▸ **The request**: Spot each line that carries the word "from"; copy those lines.

▸ **Dataset entries**:
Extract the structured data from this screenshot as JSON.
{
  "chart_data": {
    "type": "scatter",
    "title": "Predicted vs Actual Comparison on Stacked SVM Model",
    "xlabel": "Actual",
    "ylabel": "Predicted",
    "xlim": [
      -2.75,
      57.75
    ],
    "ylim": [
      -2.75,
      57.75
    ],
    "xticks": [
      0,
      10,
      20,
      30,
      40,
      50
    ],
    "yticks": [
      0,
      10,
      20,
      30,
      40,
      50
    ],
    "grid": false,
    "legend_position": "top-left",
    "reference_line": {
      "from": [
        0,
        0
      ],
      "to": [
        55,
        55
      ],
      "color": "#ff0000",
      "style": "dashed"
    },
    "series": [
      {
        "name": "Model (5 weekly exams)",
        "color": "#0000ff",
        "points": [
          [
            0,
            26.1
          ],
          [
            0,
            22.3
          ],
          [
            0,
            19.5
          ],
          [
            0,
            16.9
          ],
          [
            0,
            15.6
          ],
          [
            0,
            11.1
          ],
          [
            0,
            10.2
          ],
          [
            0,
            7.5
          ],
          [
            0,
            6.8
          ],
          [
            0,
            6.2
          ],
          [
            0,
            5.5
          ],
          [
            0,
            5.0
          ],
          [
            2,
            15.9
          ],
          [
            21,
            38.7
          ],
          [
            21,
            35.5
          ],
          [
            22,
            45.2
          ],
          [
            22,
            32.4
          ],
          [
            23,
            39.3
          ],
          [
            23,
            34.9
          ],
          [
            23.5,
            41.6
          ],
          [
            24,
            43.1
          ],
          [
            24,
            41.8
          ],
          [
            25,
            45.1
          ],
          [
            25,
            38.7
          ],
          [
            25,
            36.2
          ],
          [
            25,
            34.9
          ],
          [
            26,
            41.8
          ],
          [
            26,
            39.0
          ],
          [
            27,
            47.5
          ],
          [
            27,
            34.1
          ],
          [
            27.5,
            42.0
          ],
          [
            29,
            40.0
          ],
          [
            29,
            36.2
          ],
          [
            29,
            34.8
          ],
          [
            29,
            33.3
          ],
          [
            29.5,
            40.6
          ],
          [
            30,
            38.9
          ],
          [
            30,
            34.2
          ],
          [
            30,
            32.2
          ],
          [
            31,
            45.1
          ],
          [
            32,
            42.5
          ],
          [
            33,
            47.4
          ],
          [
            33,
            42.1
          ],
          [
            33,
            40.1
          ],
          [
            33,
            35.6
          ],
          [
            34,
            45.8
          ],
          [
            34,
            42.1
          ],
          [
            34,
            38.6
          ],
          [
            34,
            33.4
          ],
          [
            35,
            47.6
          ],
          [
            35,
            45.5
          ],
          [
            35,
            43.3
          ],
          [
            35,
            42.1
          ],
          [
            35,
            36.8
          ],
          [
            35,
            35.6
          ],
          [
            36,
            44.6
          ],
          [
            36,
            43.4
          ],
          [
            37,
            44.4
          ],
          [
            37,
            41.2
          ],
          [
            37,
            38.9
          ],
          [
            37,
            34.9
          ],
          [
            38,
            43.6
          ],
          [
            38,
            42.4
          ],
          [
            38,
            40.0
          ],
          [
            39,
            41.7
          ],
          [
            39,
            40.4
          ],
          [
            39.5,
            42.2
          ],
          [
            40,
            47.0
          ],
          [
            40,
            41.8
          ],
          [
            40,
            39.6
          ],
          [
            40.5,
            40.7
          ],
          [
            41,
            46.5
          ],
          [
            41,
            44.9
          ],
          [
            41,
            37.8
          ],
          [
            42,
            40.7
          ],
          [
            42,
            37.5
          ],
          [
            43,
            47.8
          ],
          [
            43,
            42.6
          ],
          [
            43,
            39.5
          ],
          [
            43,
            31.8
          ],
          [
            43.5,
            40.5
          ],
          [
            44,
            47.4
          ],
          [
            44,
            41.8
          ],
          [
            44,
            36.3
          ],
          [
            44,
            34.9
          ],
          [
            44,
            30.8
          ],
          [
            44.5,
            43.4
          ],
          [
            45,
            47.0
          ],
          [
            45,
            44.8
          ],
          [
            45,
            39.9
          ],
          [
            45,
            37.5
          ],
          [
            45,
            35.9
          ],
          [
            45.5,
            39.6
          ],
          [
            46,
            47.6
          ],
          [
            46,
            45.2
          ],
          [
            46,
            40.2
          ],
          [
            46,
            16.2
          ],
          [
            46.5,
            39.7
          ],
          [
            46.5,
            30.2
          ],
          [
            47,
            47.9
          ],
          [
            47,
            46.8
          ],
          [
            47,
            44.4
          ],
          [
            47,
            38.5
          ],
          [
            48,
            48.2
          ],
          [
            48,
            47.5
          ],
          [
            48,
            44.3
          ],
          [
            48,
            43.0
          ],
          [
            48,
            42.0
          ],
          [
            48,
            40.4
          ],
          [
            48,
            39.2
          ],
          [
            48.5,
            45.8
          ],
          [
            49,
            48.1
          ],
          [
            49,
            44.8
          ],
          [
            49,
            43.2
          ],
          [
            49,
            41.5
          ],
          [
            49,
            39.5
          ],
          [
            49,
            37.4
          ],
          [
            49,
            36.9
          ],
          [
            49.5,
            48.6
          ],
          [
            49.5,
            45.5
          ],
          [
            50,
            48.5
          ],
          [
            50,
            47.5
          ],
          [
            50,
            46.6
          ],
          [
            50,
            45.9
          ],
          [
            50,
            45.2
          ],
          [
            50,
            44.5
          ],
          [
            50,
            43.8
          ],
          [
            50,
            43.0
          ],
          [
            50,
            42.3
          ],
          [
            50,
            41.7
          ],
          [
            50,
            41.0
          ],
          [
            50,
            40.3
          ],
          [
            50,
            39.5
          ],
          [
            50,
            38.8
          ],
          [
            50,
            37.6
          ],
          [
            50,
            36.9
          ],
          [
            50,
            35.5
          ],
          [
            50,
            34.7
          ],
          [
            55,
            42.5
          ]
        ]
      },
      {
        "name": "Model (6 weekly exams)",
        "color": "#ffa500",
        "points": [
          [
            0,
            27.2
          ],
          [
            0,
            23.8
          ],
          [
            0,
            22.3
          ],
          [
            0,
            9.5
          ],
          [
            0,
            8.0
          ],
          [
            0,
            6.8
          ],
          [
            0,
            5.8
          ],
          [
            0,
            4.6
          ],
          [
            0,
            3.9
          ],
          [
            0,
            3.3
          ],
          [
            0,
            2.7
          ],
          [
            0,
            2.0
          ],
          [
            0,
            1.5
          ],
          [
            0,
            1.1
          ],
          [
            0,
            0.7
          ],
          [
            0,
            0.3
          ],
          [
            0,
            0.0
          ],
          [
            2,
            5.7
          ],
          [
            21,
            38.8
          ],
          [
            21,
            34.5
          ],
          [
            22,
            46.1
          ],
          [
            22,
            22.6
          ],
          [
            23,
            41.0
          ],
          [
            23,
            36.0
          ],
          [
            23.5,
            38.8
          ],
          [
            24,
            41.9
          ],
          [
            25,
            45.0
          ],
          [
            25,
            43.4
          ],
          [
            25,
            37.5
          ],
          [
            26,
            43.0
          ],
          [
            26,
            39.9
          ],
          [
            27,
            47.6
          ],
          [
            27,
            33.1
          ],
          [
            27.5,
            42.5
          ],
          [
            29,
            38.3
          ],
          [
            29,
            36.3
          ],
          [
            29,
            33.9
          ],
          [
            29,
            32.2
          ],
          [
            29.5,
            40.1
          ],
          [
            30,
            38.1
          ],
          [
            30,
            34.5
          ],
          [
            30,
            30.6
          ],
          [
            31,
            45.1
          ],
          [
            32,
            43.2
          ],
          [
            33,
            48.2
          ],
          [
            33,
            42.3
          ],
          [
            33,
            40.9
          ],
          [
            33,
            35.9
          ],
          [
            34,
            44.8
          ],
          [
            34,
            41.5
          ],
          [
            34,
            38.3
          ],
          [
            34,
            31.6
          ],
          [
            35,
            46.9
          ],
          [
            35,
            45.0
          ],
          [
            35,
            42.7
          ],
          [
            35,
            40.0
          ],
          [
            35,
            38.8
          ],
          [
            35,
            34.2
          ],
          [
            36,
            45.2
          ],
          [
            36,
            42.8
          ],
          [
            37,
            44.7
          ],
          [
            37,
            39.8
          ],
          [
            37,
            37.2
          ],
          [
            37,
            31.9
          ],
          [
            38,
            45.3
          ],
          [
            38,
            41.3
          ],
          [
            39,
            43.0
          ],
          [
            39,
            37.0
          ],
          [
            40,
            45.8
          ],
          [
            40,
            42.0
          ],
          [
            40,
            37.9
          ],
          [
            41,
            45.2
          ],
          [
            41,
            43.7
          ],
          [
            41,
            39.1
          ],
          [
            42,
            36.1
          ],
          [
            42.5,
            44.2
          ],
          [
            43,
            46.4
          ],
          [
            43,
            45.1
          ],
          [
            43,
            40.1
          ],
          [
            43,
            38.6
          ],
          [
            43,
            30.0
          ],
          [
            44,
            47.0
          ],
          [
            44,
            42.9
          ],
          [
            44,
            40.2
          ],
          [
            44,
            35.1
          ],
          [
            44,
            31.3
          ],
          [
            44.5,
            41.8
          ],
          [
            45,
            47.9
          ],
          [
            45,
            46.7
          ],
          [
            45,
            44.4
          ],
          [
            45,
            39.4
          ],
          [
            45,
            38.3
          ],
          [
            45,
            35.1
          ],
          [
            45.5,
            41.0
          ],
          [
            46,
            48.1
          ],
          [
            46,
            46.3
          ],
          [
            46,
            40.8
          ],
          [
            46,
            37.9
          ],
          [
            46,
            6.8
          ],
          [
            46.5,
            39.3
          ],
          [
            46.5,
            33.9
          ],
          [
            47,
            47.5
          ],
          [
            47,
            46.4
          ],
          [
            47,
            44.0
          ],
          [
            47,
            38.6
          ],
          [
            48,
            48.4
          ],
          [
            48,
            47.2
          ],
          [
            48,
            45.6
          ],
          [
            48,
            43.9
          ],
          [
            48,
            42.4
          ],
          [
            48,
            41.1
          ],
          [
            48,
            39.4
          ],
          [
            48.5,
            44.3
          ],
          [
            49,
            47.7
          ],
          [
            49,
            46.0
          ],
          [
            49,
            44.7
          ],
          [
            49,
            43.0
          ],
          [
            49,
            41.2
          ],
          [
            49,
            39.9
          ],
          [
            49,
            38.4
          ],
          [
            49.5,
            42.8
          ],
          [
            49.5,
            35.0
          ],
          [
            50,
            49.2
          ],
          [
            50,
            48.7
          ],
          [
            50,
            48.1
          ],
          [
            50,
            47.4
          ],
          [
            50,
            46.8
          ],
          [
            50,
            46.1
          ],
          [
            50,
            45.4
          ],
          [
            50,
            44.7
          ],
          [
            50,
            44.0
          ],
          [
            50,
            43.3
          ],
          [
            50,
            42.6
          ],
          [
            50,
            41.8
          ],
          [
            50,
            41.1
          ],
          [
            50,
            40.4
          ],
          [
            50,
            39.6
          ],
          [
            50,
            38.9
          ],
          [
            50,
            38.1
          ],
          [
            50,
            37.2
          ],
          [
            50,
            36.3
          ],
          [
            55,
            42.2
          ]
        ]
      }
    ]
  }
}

▸ **Task output**:
Extract the structured data from this screenshot as JSON.
      "from": [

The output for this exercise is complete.